Figure record extracts
-=-=-=-=-

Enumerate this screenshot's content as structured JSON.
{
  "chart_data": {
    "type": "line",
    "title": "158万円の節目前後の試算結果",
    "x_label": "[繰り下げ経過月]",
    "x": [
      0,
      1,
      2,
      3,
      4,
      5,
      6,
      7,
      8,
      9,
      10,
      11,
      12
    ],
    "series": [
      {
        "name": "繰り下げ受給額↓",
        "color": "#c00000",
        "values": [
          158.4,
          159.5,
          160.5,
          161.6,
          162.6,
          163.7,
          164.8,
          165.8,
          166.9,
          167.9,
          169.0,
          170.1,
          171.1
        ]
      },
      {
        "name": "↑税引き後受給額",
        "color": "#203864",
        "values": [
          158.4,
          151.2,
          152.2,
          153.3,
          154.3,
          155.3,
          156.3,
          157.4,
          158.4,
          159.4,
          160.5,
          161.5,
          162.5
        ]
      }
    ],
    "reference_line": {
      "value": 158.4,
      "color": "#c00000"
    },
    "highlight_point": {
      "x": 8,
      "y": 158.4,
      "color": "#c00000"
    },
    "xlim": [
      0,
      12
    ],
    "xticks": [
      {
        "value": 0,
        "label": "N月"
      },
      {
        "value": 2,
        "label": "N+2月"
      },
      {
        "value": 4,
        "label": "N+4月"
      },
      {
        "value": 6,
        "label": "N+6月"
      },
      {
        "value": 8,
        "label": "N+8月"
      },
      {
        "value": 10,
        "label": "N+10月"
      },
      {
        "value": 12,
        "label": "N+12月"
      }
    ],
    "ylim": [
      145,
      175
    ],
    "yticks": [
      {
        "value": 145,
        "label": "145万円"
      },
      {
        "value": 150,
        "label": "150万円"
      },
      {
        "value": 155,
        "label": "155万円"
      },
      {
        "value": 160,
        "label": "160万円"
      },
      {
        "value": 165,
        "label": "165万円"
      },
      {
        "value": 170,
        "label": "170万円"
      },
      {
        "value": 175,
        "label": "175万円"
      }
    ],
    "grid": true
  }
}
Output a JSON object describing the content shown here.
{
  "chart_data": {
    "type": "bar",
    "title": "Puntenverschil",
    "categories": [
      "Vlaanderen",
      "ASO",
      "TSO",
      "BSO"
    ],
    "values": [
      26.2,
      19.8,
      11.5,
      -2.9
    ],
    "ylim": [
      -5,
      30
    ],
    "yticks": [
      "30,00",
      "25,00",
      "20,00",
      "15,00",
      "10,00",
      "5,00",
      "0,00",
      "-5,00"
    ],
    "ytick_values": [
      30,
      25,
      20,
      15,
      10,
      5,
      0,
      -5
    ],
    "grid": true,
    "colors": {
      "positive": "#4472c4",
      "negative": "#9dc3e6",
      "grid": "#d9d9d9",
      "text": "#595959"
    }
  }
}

-=-=-=-=-

> TASK REQUIREMENTS
Output the entries verbatim.

> RESULT OF THIS EXERCISE
Enumerate this screenshot's content as structured JSON.
{
  "chart_data": {
    "type": "line",
    "title": "158万円の節目前後の試算結果",
    "x_label": "[繰り下げ経過月]",
    "x": [
      0,
      1,
      2,
      3,
      4,
      5,
      6,
      7,
      8,
      9,
      10,
      11,
      12
    ],
    "series": [
      {
        "name": "繰り下げ受給額↓",
        "color": "#c00000",
        "values": [
          158.4,
          159.5,
          160.5,
          161.6,
          162.6,
          163.7,
          164.8,
          165.8,
          166.9,
          167.9,
          169.0,
          170.1,
          171.1
        ]
      },
      {
        "name": "↑税引き後受給額",
        "color": "#203864",
        "values": [
          158.4,
          151.2,
          152.2,
          153.3,
          154.3,
          155.3,
          156.3,
          157.4,
          158.4,
          159.4,
          160.5,
          161.5,
          162.5
        ]
      }
    ],
    "reference_line": {
      "value": 158.4,
      "color": "#c00000"
    },
    "highlight_point": {
      "x": 8,
      "y": 158.4,
      "color": "#c00000"
    },
    "xlim": [
      0,
      12
    ],
    "xticks": [
      {
        "value": 0,
        "label": "N月"
      },
      {
        "value": 2,
        "label": "N+2月"
      },
      {
        "value": 4,
        "label": "N+4月"
      },
      {
        "value": 6,
        "label": "N+6月"
      },
      {
        "value": 8,
        "label": "N+8月"
      },
      {
        "value": 10,
        "label": "N+10月"
      },
      {
        "value": 12,
        "label": "N+12月"
      }
    ],
    "ylim": [
      145,
      175
    ],
    "yticks": [
      {
        "value": 145,
        "label": "145万円"
      },
      {
        "value": 150,
        "label": "150万円"
      },
      {
        "value": 155,
        "label": "155万円"
      },
      {
        "value": 160,
        "label": "160万円"
      },
      {
        "value": 165,
        "label": "165万円"
      },
      {
        "value": 170,
        "label": "170万円"
      },
      {
        "value": 175,
        "label": "175万円"
      }
    ],
    "grid": true
  }
}
Output a JSON object describing the content shown here.
{
  "chart_data": {
    "type": "bar",
    "title": "Puntenverschil",
    "categories": [
      "Vlaanderen",
      "ASO",
      "TSO",
      "BSO"
    ],
    "values": [
      26.2,
      19.8,
      11.5,
      -2.9
    ],
    "ylim": [
      -5,
      30
    ],
    "yticks": [
      "30,00",
      "25,00",
      "20,00",
      "15,00",
      "10,00",
      "5,00",
      "0,00",
      "-5,00"
    ],
    "ytick_values": [
      30,
      25,
      20,
      15,
      10,
      5,
      0,
      -5
    ],
    "grid": true,
    "colors": {
      "positive": "#4472c4",
      "negative": "#9dc3e6",
      "grid": "#d9d9d9",
      "text": "#595959"
    }
  }
}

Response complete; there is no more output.